— BEGIN —

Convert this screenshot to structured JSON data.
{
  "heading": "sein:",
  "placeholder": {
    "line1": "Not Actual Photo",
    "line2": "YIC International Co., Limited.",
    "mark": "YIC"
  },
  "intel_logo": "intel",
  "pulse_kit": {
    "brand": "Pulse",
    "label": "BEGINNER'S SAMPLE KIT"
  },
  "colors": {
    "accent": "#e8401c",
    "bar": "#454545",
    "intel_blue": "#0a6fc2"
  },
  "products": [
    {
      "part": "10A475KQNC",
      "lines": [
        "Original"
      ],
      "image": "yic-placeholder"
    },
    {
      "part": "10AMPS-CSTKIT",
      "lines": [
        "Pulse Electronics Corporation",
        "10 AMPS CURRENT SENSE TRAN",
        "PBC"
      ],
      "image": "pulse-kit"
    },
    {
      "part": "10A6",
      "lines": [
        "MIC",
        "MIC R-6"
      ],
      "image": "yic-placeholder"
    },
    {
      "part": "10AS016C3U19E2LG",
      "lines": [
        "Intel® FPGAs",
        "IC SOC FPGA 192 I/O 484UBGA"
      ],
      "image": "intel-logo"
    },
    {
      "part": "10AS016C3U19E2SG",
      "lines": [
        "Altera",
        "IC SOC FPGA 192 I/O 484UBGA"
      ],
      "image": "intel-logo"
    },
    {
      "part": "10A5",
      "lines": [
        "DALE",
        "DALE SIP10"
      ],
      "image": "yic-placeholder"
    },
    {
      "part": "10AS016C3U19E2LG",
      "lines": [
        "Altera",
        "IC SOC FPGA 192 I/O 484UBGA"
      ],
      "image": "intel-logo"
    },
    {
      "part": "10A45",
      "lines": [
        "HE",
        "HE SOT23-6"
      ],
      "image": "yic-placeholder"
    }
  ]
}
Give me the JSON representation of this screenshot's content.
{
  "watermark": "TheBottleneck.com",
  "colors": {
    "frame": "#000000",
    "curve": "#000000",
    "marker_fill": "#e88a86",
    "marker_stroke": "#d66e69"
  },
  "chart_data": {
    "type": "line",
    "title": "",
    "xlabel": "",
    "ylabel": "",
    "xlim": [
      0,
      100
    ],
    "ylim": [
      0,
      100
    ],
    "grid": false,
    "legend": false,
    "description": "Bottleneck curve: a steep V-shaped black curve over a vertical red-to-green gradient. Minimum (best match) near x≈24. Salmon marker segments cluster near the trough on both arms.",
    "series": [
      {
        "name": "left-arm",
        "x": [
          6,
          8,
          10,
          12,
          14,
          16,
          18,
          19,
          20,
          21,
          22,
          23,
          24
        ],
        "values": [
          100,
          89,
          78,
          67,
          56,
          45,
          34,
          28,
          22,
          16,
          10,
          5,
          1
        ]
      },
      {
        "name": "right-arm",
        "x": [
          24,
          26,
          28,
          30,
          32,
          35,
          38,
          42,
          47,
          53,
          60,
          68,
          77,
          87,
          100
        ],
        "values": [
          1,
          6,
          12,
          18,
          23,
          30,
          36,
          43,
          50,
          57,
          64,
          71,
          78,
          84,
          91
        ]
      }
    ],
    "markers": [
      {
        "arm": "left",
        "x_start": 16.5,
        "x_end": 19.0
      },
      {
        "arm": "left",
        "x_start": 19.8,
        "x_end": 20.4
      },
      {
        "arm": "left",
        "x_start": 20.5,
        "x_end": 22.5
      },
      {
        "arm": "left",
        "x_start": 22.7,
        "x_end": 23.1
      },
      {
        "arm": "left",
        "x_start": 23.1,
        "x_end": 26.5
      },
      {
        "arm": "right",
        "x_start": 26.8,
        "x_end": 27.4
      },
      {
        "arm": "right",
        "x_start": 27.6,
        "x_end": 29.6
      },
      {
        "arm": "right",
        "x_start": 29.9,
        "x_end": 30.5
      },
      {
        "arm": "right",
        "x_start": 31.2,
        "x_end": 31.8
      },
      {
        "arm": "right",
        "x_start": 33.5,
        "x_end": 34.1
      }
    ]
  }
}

— END —

Reproduce every line of the listing above in which the string "JSON" appears.

** Worked answer **
Convert this screenshot to structured JSON data.
Give me the JSON representation of this screenshot's content.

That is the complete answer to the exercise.